**The task:**
Lines containing the word "gesandt" are the ones to copy from the records below.

——————————

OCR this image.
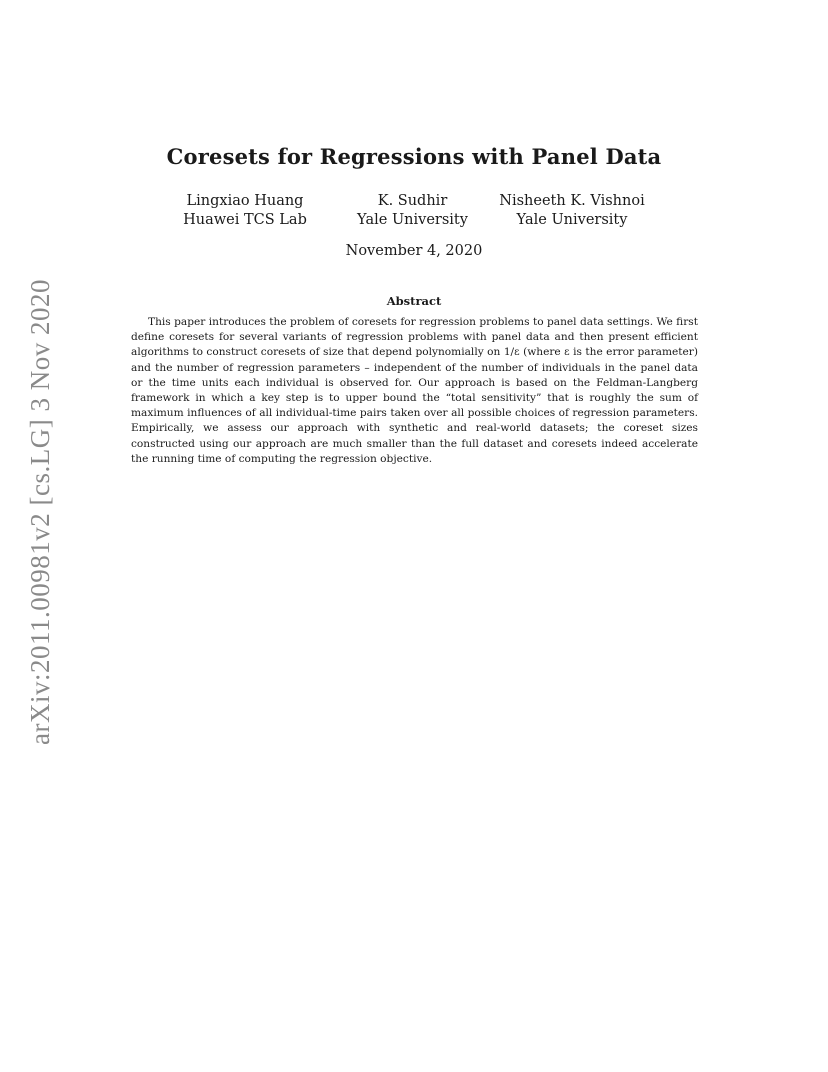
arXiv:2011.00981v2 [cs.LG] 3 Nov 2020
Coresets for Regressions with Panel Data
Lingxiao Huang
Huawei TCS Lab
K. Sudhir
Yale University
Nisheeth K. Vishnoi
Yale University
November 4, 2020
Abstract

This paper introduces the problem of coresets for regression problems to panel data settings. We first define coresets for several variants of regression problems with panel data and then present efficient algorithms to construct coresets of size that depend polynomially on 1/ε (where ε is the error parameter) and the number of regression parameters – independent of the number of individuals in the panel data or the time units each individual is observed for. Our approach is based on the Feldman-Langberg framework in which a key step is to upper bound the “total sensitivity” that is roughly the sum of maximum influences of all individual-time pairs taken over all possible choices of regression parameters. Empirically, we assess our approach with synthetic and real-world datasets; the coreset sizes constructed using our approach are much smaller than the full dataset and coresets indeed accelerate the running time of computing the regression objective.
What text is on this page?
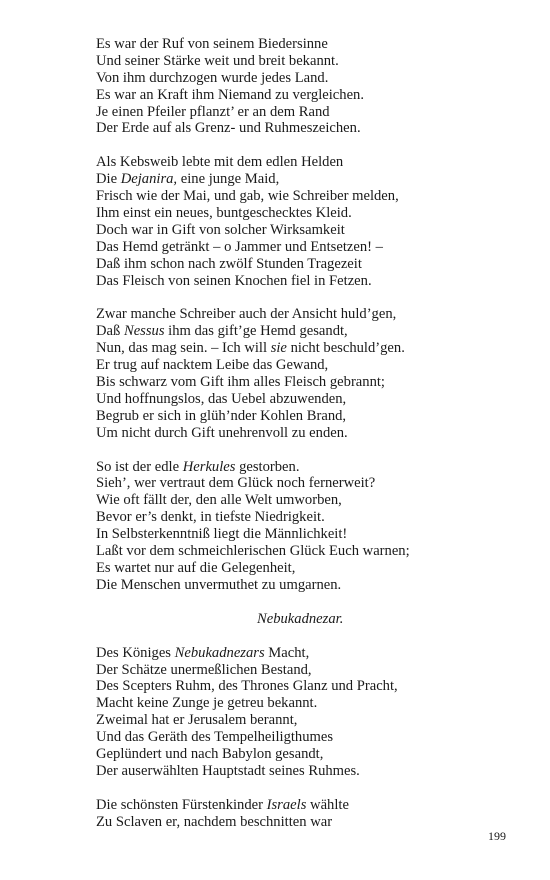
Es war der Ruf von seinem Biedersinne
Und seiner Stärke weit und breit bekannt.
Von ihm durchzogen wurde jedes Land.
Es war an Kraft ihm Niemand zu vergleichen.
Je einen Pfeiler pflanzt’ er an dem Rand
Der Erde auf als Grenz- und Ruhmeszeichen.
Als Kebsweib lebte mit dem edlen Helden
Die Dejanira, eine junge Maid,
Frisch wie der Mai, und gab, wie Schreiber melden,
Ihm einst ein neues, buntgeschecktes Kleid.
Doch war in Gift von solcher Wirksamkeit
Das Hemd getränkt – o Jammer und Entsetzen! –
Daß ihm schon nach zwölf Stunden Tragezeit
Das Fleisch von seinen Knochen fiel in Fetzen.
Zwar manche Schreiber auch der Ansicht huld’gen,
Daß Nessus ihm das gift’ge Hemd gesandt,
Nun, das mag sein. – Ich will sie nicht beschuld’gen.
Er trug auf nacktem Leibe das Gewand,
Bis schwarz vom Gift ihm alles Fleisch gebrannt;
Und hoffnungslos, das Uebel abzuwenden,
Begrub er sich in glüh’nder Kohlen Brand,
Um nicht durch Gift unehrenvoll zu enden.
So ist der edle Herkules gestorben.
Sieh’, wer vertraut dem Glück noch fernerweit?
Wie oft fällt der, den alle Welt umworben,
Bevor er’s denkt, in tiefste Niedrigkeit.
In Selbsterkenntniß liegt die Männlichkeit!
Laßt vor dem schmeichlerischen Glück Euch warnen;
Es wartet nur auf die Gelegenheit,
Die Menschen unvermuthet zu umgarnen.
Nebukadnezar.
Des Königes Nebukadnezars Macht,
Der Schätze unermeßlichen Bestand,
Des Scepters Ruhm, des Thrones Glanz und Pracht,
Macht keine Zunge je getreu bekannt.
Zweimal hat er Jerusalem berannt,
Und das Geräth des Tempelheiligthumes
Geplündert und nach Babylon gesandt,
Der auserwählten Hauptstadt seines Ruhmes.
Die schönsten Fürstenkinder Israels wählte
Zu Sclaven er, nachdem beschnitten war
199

——————————

**Final result:**
Daß Nessus ihm das gift’ge Hemd gesandt,
Geplündert und nach Babylon gesandt,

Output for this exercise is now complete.